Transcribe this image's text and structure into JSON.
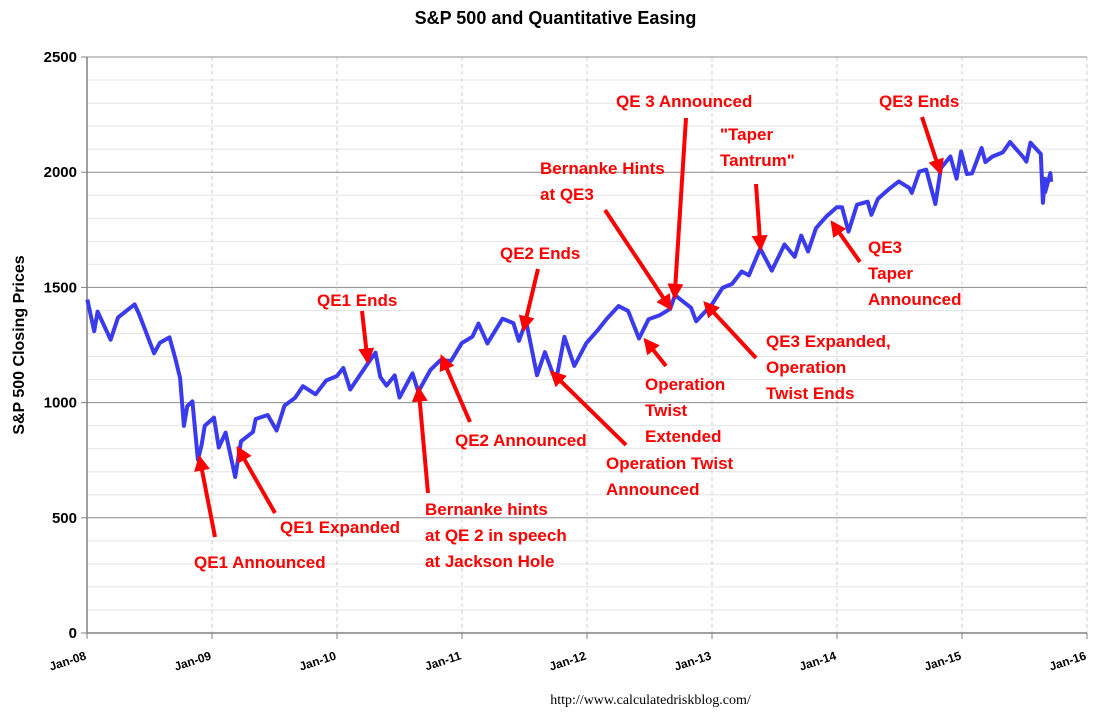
{
  "chart_data": {
    "type": "line",
    "title": "S&P 500 and Quantitative Easing",
    "ylabel": "S&P 500 Closing Prices",
    "xlabel": "",
    "ylim": [
      0,
      2500
    ],
    "yticks": [
      0,
      500,
      1000,
      1500,
      2000,
      2500
    ],
    "xlim": [
      "2008-01",
      "2016-01"
    ],
    "xticks": [
      "Jan-08",
      "Jan-09",
      "Jan-10",
      "Jan-11",
      "Jan-12",
      "Jan-13",
      "Jan-14",
      "Jan-15",
      "Jan-16"
    ],
    "grid": true,
    "line_color": "#3a3aee",
    "annotation_color": "#ff0000",
    "series": [
      {
        "points": [
          [
            "2008-01-02",
            1447
          ],
          [
            "2008-01-22",
            1310
          ],
          [
            "2008-02-01",
            1395
          ],
          [
            "2008-03-10",
            1273
          ],
          [
            "2008-04-01",
            1370
          ],
          [
            "2008-05-19",
            1426
          ],
          [
            "2008-06-01",
            1385
          ],
          [
            "2008-07-15",
            1214
          ],
          [
            "2008-08-01",
            1260
          ],
          [
            "2008-08-29",
            1283
          ],
          [
            "2008-09-15",
            1192
          ],
          [
            "2008-09-29",
            1106
          ],
          [
            "2008-10-10",
            899
          ],
          [
            "2008-10-20",
            985
          ],
          [
            "2008-11-04",
            1005
          ],
          [
            "2008-11-20",
            752
          ],
          [
            "2008-12-01",
            816
          ],
          [
            "2008-12-10",
            899
          ],
          [
            "2009-01-06",
            935
          ],
          [
            "2009-01-20",
            805
          ],
          [
            "2009-02-09",
            870
          ],
          [
            "2009-03-09",
            677
          ],
          [
            "2009-03-26",
            832
          ],
          [
            "2009-04-30",
            873
          ],
          [
            "2009-05-08",
            929
          ],
          [
            "2009-06-12",
            946
          ],
          [
            "2009-07-08",
            879
          ],
          [
            "2009-07-31",
            987
          ],
          [
            "2009-08-31",
            1021
          ],
          [
            "2009-09-23",
            1071
          ],
          [
            "2009-10-30",
            1036
          ],
          [
            "2009-11-30",
            1096
          ],
          [
            "2009-12-31",
            1115
          ],
          [
            "2010-01-19",
            1150
          ],
          [
            "2010-02-08",
            1057
          ],
          [
            "2010-03-31",
            1169
          ],
          [
            "2010-04-23",
            1217
          ],
          [
            "2010-05-07",
            1111
          ],
          [
            "2010-05-25",
            1074
          ],
          [
            "2010-06-18",
            1118
          ],
          [
            "2010-07-02",
            1022
          ],
          [
            "2010-08-09",
            1127
          ],
          [
            "2010-08-26",
            1047
          ],
          [
            "2010-09-30",
            1141
          ],
          [
            "2010-10-29",
            1183
          ],
          [
            "2010-11-30",
            1181
          ],
          [
            "2010-12-31",
            1258
          ],
          [
            "2011-01-31",
            1286
          ],
          [
            "2011-02-18",
            1343
          ],
          [
            "2011-03-16",
            1257
          ],
          [
            "2011-04-29",
            1364
          ],
          [
            "2011-05-31",
            1345
          ],
          [
            "2011-06-16",
            1268
          ],
          [
            "2011-07-07",
            1353
          ],
          [
            "2011-08-08",
            1119
          ],
          [
            "2011-08-31",
            1219
          ],
          [
            "2011-09-22",
            1130
          ],
          [
            "2011-10-03",
            1099
          ],
          [
            "2011-10-27",
            1285
          ],
          [
            "2011-11-25",
            1159
          ],
          [
            "2011-12-30",
            1258
          ],
          [
            "2012-01-31",
            1312
          ],
          [
            "2012-02-29",
            1366
          ],
          [
            "2012-04-02",
            1419
          ],
          [
            "2012-04-30",
            1398
          ],
          [
            "2012-06-01",
            1278
          ],
          [
            "2012-06-29",
            1362
          ],
          [
            "2012-07-31",
            1379
          ],
          [
            "2012-08-31",
            1407
          ],
          [
            "2012-09-14",
            1466
          ],
          [
            "2012-10-31",
            1412
          ],
          [
            "2012-11-15",
            1353
          ],
          [
            "2012-12-31",
            1426
          ],
          [
            "2013-01-31",
            1498
          ],
          [
            "2013-02-28",
            1515
          ],
          [
            "2013-03-28",
            1569
          ],
          [
            "2013-04-18",
            1552
          ],
          [
            "2013-05-21",
            1669
          ],
          [
            "2013-06-24",
            1573
          ],
          [
            "2013-07-31",
            1686
          ],
          [
            "2013-08-30",
            1633
          ],
          [
            "2013-09-18",
            1725
          ],
          [
            "2013-10-08",
            1656
          ],
          [
            "2013-10-31",
            1757
          ],
          [
            "2013-11-29",
            1806
          ],
          [
            "2013-12-31",
            1848
          ],
          [
            "2014-01-15",
            1848
          ],
          [
            "2014-02-03",
            1742
          ],
          [
            "2014-02-28",
            1859
          ],
          [
            "2014-03-31",
            1872
          ],
          [
            "2014-04-11",
            1815
          ],
          [
            "2014-04-30",
            1884
          ],
          [
            "2014-05-30",
            1924
          ],
          [
            "2014-06-30",
            1960
          ],
          [
            "2014-07-31",
            1931
          ],
          [
            "2014-08-07",
            1910
          ],
          [
            "2014-08-29",
            2003
          ],
          [
            "2014-09-18",
            2011
          ],
          [
            "2014-10-15",
            1862
          ],
          [
            "2014-10-31",
            2018
          ],
          [
            "2014-11-28",
            2068
          ],
          [
            "2014-12-16",
            1972
          ],
          [
            "2014-12-29",
            2090
          ],
          [
            "2015-01-15",
            1992
          ],
          [
            "2015-01-30",
            1995
          ],
          [
            "2015-02-27",
            2105
          ],
          [
            "2015-03-10",
            2044
          ],
          [
            "2015-03-31",
            2068
          ],
          [
            "2015-04-30",
            2086
          ],
          [
            "2015-05-21",
            2131
          ],
          [
            "2015-06-30",
            2063
          ],
          [
            "2015-07-08",
            2046
          ],
          [
            "2015-07-20",
            2128
          ],
          [
            "2015-08-19",
            2079
          ],
          [
            "2015-08-25",
            1867
          ],
          [
            "2015-08-31",
            1972
          ],
          [
            "2015-09-01",
            1914
          ],
          [
            "2015-09-16",
            1996
          ],
          [
            "2015-09-18",
            1958
          ]
        ]
      }
    ],
    "annotations": [
      {
        "lines": [
          "QE1 Announced"
        ],
        "target": [
          "2008-11-25",
          760
        ]
      },
      {
        "lines": [
          "QE1 Expanded"
        ],
        "target": [
          "2009-03-18",
          800
        ]
      },
      {
        "lines": [
          "QE1 Ends"
        ],
        "target": [
          "2010-03-31",
          1180
        ]
      },
      {
        "lines": [
          "Bernanke hints",
          "at QE 2 in speech",
          "at Jackson Hole"
        ],
        "target": [
          "2010-08-27",
          1060
        ]
      },
      {
        "lines": [
          "QE2 Announced"
        ],
        "target": [
          "2010-11-03",
          1197
        ]
      },
      {
        "lines": [
          "QE2 Ends"
        ],
        "target": [
          "2011-06-30",
          1320
        ]
      },
      {
        "lines": [
          "Operation Twist",
          "Announced"
        ],
        "target": [
          "2011-09-21",
          1130
        ]
      },
      {
        "lines": [
          "Bernanke Hints",
          "at QE3"
        ],
        "target": [
          "2012-08-31",
          1410
        ]
      },
      {
        "lines": [
          "QE 3 Announced"
        ],
        "target": [
          "2012-09-13",
          1460
        ]
      },
      {
        "lines": [
          "Operation",
          "Twist",
          "Extended"
        ],
        "target": [
          "2012-06-20",
          1270
        ]
      },
      {
        "lines": [
          "\"Taper",
          "Tantrum\""
        ],
        "target": [
          "2013-05-22",
          1670
        ]
      },
      {
        "lines": [
          "QE3 Expanded,",
          "Operation",
          "Twist Ends"
        ],
        "target": [
          "2012-12-12",
          1430
        ]
      },
      {
        "lines": [
          "QE3",
          "Taper",
          "Announced"
        ],
        "target": [
          "2013-12-18",
          1780
        ]
      },
      {
        "lines": [
          "QE3 Ends"
        ],
        "target": [
          "2014-10-29",
          2000
        ]
      }
    ]
  },
  "source": "http://www.calculatedriskblog.com/"
}
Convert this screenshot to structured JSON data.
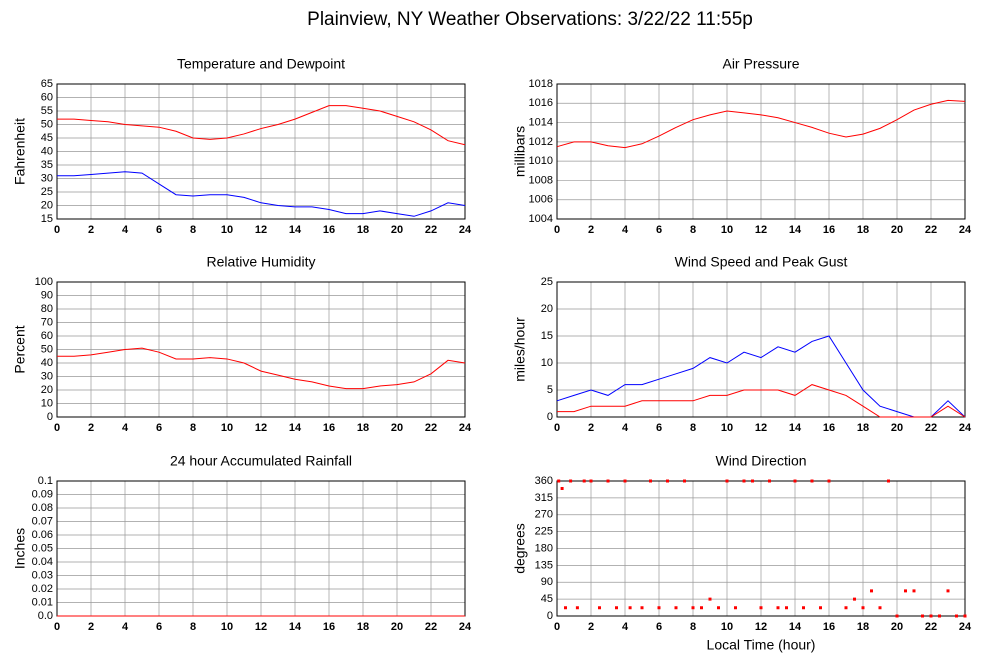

• [What is required] Write out every line of the preceding listing that contains "Ends".

• [Task result]
          "QE1 Ends"
          "QE2 Ends"
          "Twist Ends"
          "QE3 Ends"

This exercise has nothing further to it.